Dataset rows about figures
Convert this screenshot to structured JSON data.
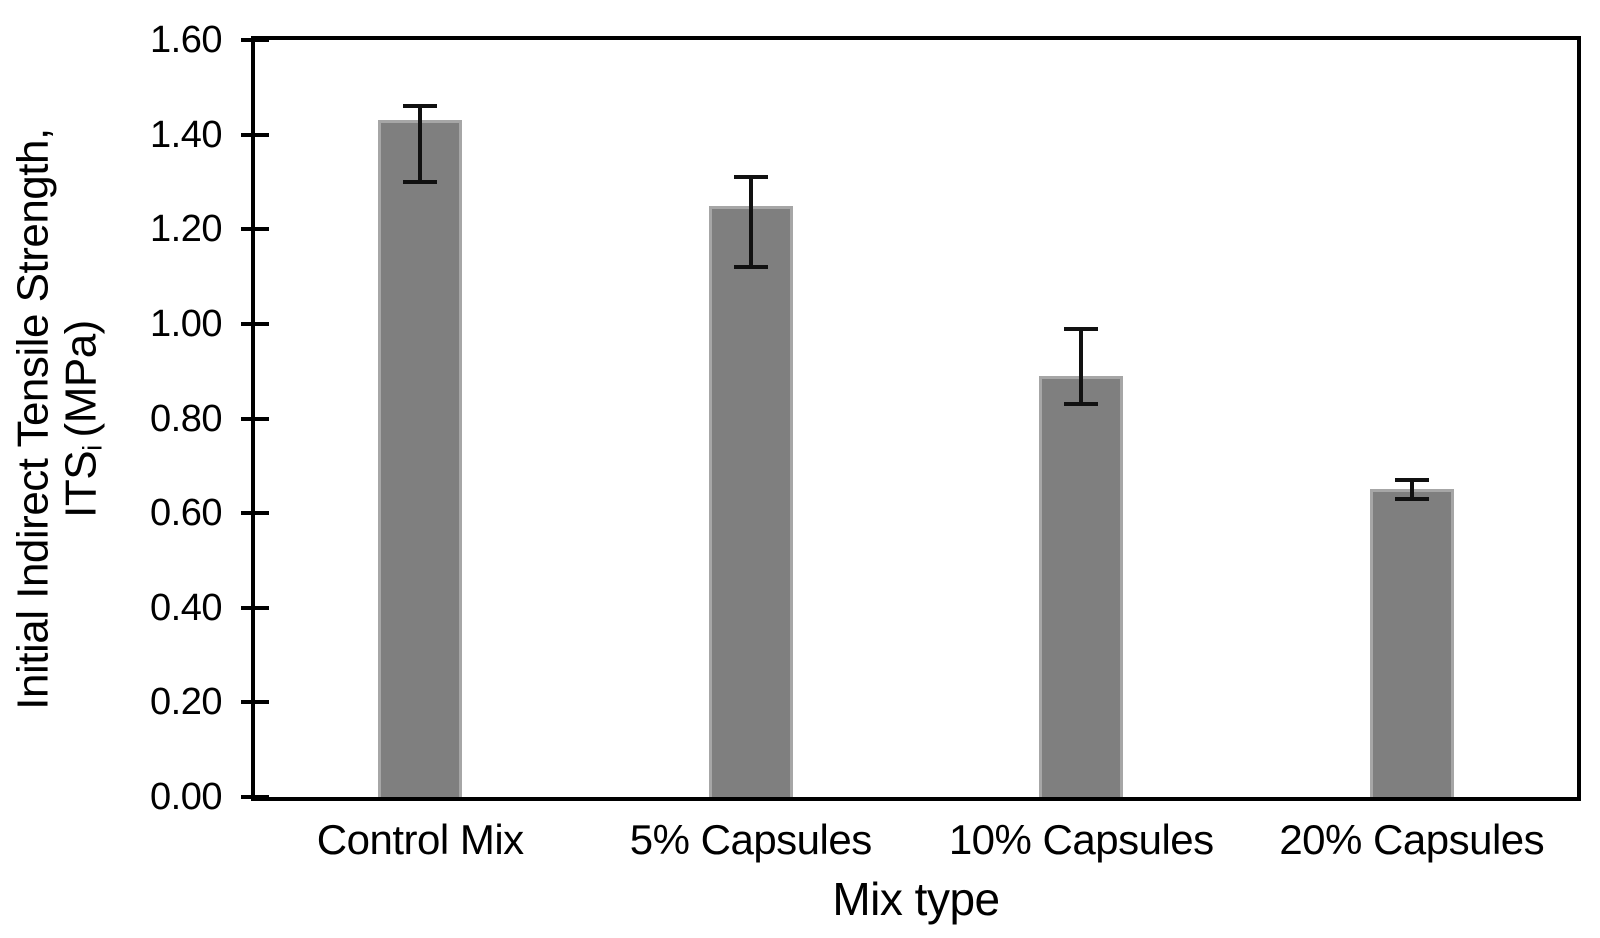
{
  "chart_data": {
    "type": "bar",
    "title": "",
    "categories": [
      "Control Mix",
      "5% Capsules",
      "10% Capsules",
      "20% Capsules"
    ],
    "values": [
      1.43,
      1.25,
      0.89,
      0.65
    ],
    "error_bars": {
      "upper": [
        1.46,
        1.31,
        0.99,
        0.67
      ],
      "lower": [
        1.3,
        1.12,
        0.83,
        0.63
      ]
    },
    "xlabel": "Mix type",
    "ylabel": "Initial Indirect Tensile Strength, ITSi (MPa)",
    "ylim": [
      0,
      1.6
    ],
    "ytick_step": 0.2,
    "ytick_labels": [
      "0.00",
      "0.20",
      "0.40",
      "0.60",
      "0.80",
      "1.00",
      "1.20",
      "1.40",
      "1.60"
    ],
    "grid": false,
    "legend": false,
    "bar_color": "#7f7f7f",
    "bar_edge_color": "#a6a6a6",
    "axis_color": "#000000",
    "error_bar_color": "#111111"
  },
  "y_axis": {
    "title_line1": "Initial Indirect Tensile Strength,",
    "title_line2_prefix": "ITS",
    "title_line2_sub": "i",
    "title_line2_suffix": "(MPa)"
  },
  "x_axis": {
    "title": "Mix type"
  }
}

Work to complete
Reproduce the material above verbatim; omit every picture.

Full output
Convert this screenshot to structured JSON data.
{
  "chart_data": {
    "type": "bar",
    "title": "",
    "categories": [
      "Control Mix",
      "5% Capsules",
      "10% Capsules",
      "20% Capsules"
    ],
    "values": [
      1.43,
      1.25,
      0.89,
      0.65
    ],
    "error_bars": {
      "upper": [
        1.46,
        1.31,
        0.99,
        0.67
      ],
      "lower": [
        1.3,
        1.12,
        0.83,
        0.63
      ]
    },
    "xlabel": "Mix type",
    "ylabel": "Initial Indirect Tensile Strength, ITSi (MPa)",
    "ylim": [
      0,
      1.6
    ],
    "ytick_step": 0.2,
    "ytick_labels": [
      "0.00",
      "0.20",
      "0.40",
      "0.60",
      "0.80",
      "1.00",
      "1.20",
      "1.40",
      "1.60"
    ],
    "grid": false,
    "legend": false,
    "bar_color": "#7f7f7f",
    "bar_edge_color": "#a6a6a6",
    "axis_color": "#000000",
    "error_bar_color": "#111111"
  },
  "y_axis": {
    "title_line1": "Initial Indirect Tensile Strength,",
    "title_line2_prefix": "ITS",
    "title_line2_sub": "i",
    "title_line2_suffix": "(MPa)"
  },
  "x_axis": {
    "title": "Mix type"
  }
}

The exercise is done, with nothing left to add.